▸ **Explore the material**:
• A. Reproduce the Steve Hutchinson profile between "Awards and highlights" and "player (born 1977)", inclusive.
• B. According to the Steve Hutchinson profile, where in the 2001 NFL draft was he picked?
• C. Write what comes next in the Steve Hutchinson profile, picking up after its last line.

▸ **Selected text**:
++++++
Personal information
- Born: November 1, 1977 (age 48) Fort Lauderdale, Florida, U.S.
- Listed height: 6 ft 5 in (1.96 m)
- Listed weight: 313 lb (142 kg)

Career information
- High school: Coral Springs (Coral Springs, Florida)
- College: Michigan (1996–2000)
- NFL draft: 2001: 1st round, 17th overall pick

Career history
- Seattle Seahawks (2001–2005); Minnesota Vikings (2006–2011); Tennessee Titans (2012);

Awards and highlights
- 5× First-team All-Pro (2003, 2005, 2007–2009); 2× Second-team All-Pro (2004, 2006); 7× Pro Bowl (2003–2009); NFL 2000s All-Decade Team; PFWA All-Rookie Team (2001); 50 Greatest Vikings; Seattle Seahawks 35th Anniversary team; Seattle Seahawks Top 50 players; National champion (1997); Jim Parker Trophy (2000); Unanimous All-American (2000); First-team All-American (1999); Big Ten Offensive Lineman of the Year (2000); 4× First-team All-Big Ten (1997–2000);

Career NFL statistics
- Games played: 169
- Games started: 169
- Fumble recoveries: 6
- Stats at Pro Football Reference
- Pro Football Hall of Fame
- College Football Hall of Fame

= Steve Hutchinson (American football) =

American football player (born 1977)
++++++
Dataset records
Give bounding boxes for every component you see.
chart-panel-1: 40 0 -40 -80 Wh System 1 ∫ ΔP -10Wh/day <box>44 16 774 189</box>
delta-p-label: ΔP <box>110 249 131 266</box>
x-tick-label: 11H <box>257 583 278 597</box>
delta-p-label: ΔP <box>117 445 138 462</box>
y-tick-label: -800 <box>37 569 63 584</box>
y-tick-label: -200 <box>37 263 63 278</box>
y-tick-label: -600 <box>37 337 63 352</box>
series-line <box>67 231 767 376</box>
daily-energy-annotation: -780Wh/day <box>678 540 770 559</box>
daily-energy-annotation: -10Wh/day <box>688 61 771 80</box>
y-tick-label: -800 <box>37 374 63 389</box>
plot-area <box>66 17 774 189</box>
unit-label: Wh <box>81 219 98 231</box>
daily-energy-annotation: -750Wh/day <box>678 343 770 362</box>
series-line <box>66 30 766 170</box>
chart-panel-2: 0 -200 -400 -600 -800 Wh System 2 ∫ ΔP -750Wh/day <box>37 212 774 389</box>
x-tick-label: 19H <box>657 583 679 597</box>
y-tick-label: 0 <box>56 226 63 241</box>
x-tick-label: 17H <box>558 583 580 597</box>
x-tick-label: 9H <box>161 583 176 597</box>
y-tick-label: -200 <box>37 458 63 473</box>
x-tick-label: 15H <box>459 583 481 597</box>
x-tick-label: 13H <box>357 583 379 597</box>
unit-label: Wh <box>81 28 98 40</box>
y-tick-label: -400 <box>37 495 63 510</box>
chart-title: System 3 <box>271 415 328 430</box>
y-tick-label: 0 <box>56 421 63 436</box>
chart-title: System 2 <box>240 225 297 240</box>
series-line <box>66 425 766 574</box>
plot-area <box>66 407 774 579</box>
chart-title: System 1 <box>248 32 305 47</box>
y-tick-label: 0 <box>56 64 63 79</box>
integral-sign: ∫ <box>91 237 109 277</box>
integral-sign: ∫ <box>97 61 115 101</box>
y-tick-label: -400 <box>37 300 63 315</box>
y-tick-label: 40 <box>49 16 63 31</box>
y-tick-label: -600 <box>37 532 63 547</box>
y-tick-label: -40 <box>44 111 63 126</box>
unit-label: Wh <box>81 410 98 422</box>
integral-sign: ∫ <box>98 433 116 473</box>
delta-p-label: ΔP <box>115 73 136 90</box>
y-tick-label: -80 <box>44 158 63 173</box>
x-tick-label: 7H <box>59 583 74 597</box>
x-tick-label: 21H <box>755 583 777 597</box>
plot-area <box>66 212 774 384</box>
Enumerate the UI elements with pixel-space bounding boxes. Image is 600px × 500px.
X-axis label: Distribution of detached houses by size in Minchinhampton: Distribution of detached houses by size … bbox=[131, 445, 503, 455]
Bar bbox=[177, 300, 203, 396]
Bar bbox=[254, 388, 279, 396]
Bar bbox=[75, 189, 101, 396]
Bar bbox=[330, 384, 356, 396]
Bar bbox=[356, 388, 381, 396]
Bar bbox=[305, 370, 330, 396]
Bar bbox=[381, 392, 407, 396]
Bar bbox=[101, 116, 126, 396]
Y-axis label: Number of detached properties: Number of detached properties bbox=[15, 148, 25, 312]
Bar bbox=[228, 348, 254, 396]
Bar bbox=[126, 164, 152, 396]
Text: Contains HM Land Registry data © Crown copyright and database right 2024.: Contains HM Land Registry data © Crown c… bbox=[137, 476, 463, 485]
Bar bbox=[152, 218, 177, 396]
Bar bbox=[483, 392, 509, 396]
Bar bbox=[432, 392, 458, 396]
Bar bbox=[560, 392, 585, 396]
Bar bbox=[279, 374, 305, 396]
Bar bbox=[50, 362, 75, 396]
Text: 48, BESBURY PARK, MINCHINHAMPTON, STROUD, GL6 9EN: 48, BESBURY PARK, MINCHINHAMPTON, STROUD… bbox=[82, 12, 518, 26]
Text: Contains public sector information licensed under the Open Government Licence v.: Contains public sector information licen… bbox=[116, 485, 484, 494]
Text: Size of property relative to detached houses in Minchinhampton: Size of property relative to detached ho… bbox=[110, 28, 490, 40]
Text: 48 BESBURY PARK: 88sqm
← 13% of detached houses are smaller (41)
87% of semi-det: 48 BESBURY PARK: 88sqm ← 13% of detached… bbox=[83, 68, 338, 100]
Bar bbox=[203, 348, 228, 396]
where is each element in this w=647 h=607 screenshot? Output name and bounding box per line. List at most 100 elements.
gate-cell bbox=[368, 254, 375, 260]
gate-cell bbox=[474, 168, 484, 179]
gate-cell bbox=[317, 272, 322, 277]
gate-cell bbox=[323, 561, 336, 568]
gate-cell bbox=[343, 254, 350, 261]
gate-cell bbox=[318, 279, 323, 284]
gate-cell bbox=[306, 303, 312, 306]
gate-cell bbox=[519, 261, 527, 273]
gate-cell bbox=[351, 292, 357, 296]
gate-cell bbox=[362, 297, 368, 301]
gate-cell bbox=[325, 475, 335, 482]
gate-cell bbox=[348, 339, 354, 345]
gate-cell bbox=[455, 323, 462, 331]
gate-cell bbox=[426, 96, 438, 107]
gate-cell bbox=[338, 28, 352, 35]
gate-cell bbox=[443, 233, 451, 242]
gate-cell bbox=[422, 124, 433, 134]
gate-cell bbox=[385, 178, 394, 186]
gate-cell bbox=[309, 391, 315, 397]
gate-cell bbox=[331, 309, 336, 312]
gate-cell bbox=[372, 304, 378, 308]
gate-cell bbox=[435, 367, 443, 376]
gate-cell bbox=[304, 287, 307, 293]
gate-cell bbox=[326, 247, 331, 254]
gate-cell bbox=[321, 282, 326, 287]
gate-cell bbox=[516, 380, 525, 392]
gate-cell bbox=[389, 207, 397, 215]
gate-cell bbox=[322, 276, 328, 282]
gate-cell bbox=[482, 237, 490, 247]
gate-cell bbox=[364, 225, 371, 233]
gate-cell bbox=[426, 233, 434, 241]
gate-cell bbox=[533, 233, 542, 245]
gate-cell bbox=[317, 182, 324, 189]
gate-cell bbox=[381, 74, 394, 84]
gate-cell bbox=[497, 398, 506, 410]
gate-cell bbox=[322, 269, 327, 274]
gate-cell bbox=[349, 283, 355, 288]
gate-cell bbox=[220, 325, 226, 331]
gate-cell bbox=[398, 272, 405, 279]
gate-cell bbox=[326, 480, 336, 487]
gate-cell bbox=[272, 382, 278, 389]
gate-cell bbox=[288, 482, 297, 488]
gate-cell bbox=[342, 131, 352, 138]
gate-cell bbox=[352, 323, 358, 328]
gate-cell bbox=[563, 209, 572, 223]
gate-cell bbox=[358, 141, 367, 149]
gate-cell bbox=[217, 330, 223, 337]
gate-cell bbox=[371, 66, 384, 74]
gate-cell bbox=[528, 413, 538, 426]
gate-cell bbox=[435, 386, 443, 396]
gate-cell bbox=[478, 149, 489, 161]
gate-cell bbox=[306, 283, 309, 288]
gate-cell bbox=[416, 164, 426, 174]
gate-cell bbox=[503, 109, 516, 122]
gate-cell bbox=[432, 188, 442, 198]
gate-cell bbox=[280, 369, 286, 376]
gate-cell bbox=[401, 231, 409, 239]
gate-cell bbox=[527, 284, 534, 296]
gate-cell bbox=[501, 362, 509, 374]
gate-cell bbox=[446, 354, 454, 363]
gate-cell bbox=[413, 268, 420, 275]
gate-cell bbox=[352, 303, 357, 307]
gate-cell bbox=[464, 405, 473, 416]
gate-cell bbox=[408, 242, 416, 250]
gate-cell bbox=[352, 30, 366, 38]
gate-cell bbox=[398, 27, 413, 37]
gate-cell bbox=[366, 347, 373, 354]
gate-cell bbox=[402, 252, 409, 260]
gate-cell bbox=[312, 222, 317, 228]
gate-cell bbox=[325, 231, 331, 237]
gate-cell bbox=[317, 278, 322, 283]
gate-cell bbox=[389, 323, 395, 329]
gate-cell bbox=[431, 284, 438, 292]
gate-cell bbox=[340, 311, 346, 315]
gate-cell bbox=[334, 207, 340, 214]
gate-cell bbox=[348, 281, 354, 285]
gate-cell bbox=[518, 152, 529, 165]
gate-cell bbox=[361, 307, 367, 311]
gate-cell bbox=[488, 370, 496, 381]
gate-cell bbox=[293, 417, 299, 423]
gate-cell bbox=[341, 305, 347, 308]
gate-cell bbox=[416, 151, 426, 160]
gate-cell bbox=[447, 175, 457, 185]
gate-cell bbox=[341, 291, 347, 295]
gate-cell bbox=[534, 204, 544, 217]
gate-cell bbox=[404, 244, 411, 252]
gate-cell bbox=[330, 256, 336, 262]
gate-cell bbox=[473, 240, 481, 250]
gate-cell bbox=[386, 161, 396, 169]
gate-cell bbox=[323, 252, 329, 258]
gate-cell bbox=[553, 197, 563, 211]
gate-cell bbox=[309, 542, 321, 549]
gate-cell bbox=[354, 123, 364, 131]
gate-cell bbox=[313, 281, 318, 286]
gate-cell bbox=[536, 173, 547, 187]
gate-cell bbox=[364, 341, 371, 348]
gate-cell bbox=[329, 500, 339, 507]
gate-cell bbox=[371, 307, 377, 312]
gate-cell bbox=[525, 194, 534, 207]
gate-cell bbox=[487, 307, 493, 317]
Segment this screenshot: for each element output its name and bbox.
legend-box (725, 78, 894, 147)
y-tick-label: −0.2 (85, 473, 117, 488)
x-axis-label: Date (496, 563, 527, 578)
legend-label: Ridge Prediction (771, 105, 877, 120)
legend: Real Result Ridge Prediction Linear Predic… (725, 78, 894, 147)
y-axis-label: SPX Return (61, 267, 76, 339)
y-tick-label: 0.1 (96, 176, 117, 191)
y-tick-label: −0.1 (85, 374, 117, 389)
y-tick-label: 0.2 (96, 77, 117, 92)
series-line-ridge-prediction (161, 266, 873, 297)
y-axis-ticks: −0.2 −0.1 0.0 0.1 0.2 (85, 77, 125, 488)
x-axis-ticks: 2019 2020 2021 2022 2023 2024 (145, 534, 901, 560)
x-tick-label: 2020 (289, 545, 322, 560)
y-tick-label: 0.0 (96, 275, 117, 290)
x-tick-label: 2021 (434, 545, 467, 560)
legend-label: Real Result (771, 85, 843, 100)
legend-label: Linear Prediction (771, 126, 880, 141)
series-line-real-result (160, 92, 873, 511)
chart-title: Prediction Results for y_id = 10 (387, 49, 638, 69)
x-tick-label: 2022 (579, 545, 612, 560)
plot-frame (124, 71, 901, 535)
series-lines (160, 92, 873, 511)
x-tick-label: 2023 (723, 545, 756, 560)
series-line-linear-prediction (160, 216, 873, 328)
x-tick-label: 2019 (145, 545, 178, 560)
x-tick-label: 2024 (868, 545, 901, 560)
++++++
▸ **Outputs in order**:
• A.
Awards and highlights
- 5× First-team All-Pro (2003, 2005, 2007–2009); 2× Second-team All-Pro (2004, 2006); 7× Pro Bowl (2003–2009); NFL 2000s All-Decade Team; PFWA All-Rookie Team (2001); 50 Greatest Vikings; Seattle Seahawks 35th Anniversary team; Seattle Seahawks Top 50 players; National champion (1997); Jim Parker Trophy (2000); Unanimous All-American (2000); First-team All-American (1999); Big Ten Offensive Lineman of the Year (2000); 4× First-team All-Big Ten (1997–2000);

Career NFL statistics
- Games played: 169
- Games started: 169
- Fumble recoveries: 6
- Stats at Pro Football Reference
- Pro Football Hall of Fame
- College Football Hall of Fame

= Steve Hutchinson (American football) =

American football player (born 1977)

• B. He was the 17th overall pick, in the first round.

• C.
Steven J. Hutchinson (born November 1, 1977) is an American former professional football player who was a guard for 12 seasons in the National Football League (NFL). He played college football for the Michigan Wolverines, and was named a unanimous All-American. The Seattle Seahawks selected him in the first round of the 2001 NFL draft, and he also played for the Minnesota Vikings and the Tennessee Titans. A seven-time Pro Bowl selection, he was inducted into the Pro Football Hall of Fame in 2020. Later that year he would be employed by the Seahawks as a consultant.

==Early life==
Hutchinson was born in Fort Lauderdale, Florida. He attended Coral Springs High School in Coral Springs, Florida, and played high school football for the Coral Springs Colts. He graduated in 1996.

In 2007, he was named to FHSAA's All-Century Team that listed the Top 33 football players in the state of Florida's 100-year history of high school football.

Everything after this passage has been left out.